Extracted data entries:
►

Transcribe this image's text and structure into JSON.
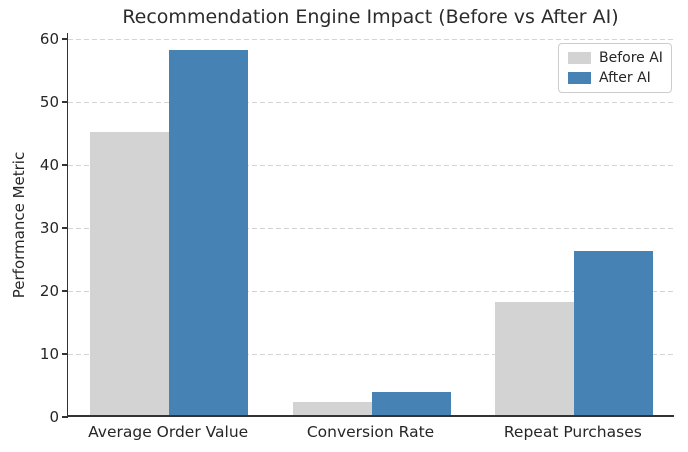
{
  "chart_data": {
    "type": "bar",
    "title": "Recommendation Engine Impact (Before vs After AI)",
    "xlabel": "",
    "ylabel": "Performance Metric",
    "categories": [
      "Average Order Value",
      "Conversion Rate",
      "Repeat Purchases"
    ],
    "series": [
      {
        "name": "Before AI",
        "color": "#d3d3d3",
        "values": [
          45,
          2.1,
          18
        ]
      },
      {
        "name": "After AI",
        "color": "#4682b4",
        "values": [
          58,
          3.6,
          26
        ]
      }
    ],
    "yticks": [
      0,
      10,
      20,
      30,
      40,
      50,
      60
    ],
    "ylim": [
      0,
      61
    ],
    "grid": "horizontal-dashed",
    "legend_position": "upper-right",
    "spines": [
      "left",
      "bottom"
    ]
  },
  "colors": {
    "grid": "#d4d4d4",
    "spine": "#333333",
    "text": "#262626",
    "background": "#ffffff"
  }
}
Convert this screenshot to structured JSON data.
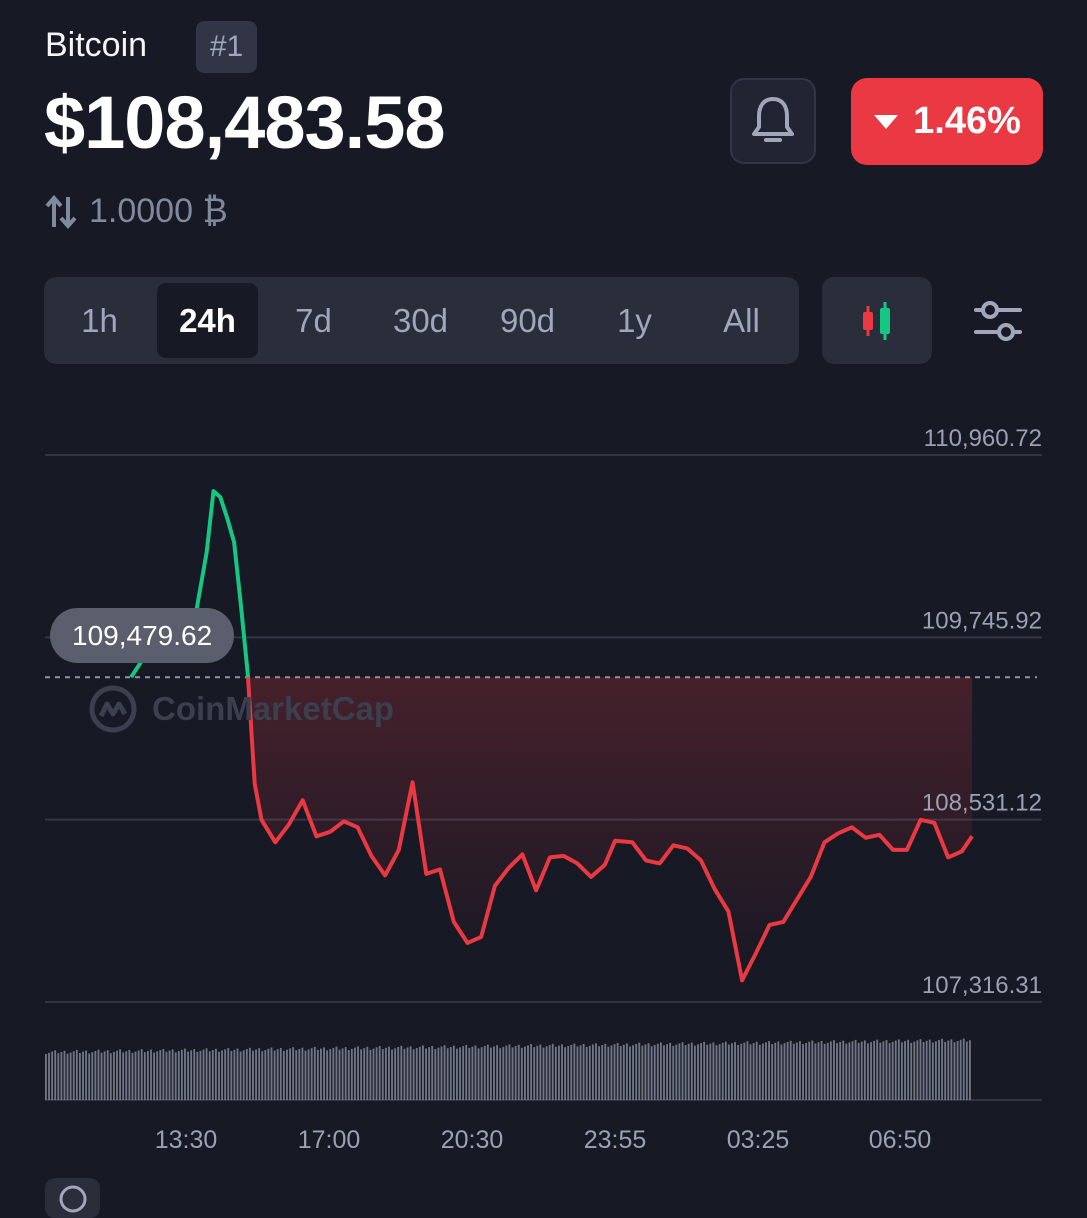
{
  "coin": {
    "name": "Bitcoin",
    "rank": "#1"
  },
  "price": {
    "value": "$108,483.58",
    "change_percent": "1.46%",
    "change_direction": "down"
  },
  "conversion": {
    "value": "1.0000 ₿",
    "icon": "swap-arrows-icon"
  },
  "timeframes": [
    {
      "label": "1h",
      "active": false
    },
    {
      "label": "24h",
      "active": true
    },
    {
      "label": "7d",
      "active": false
    },
    {
      "label": "30d",
      "active": false
    },
    {
      "label": "90d",
      "active": false
    },
    {
      "label": "1y",
      "active": false
    },
    {
      "label": "All",
      "active": false
    }
  ],
  "toolbar": {
    "alert_icon": "bell-icon",
    "chart_type_icon": "candlestick-icon",
    "settings_icon": "sliders-icon"
  },
  "colors": {
    "background": "#171924",
    "up": "#16c784",
    "down": "#ea3943",
    "grid": "#323546",
    "muted": "#9aa1b2"
  },
  "chart_data": {
    "type": "line",
    "open_price": 109479.62,
    "open_price_label": "109,479.62",
    "y_ticks": [
      110960.72,
      109745.92,
      108531.12,
      107316.31
    ],
    "y_tick_labels": [
      "110,960.72",
      "109,745.92",
      "108,531.12",
      "107,316.31"
    ],
    "ylim": [
      107316.31,
      110960.72
    ],
    "x_tick_labels": [
      "13:30",
      "17:00",
      "20:30",
      "23:55",
      "03:25",
      "06:50"
    ],
    "x": [
      "12:10",
      "12:30",
      "12:50",
      "13:10",
      "13:30",
      "13:45",
      "14:00",
      "14:10",
      "14:20",
      "14:30",
      "14:40",
      "14:50",
      "15:00",
      "15:10",
      "15:20",
      "15:40",
      "16:00",
      "16:20",
      "16:40",
      "17:00",
      "17:20",
      "17:40",
      "18:00",
      "18:20",
      "18:40",
      "19:00",
      "19:20",
      "19:40",
      "20:00",
      "20:20",
      "20:40",
      "21:00",
      "21:20",
      "21:40",
      "22:00",
      "22:20",
      "22:40",
      "23:00",
      "23:20",
      "23:40",
      "23:55",
      "00:20",
      "00:40",
      "01:00",
      "01:20",
      "01:40",
      "02:00",
      "02:20",
      "02:40",
      "03:00",
      "03:20",
      "03:40",
      "04:00",
      "04:20",
      "04:40",
      "05:00",
      "05:20",
      "05:40",
      "06:00",
      "06:20",
      "06:40",
      "07:00",
      "07:20",
      "07:40",
      "08:00",
      "08:20",
      "08:35"
    ],
    "values": [
      109480,
      109620,
      109690,
      109770,
      109840,
      109920,
      110310,
      110720,
      110680,
      110540,
      110380,
      109960,
      109500,
      108770,
      108530,
      108380,
      108500,
      108660,
      108420,
      108450,
      108520,
      108480,
      108290,
      108160,
      108330,
      108780,
      108170,
      108200,
      107850,
      107710,
      107750,
      108090,
      108210,
      108300,
      108060,
      108280,
      108290,
      108240,
      108150,
      108230,
      108390,
      108380,
      108260,
      108240,
      108360,
      108340,
      108260,
      108070,
      107920,
      107460,
      107640,
      107830,
      107850,
      108000,
      108150,
      108380,
      108440,
      108480,
      108410,
      108430,
      108330,
      108330,
      108530,
      108510,
      108280,
      108320,
      108420
    ],
    "volume_bars": 300
  }
}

◄

From the listing above, copy every line that includes the word "Before".

Full output:
    "title": "Recommendation Engine Impact (Before vs After AI)",
        "name": "Before AI",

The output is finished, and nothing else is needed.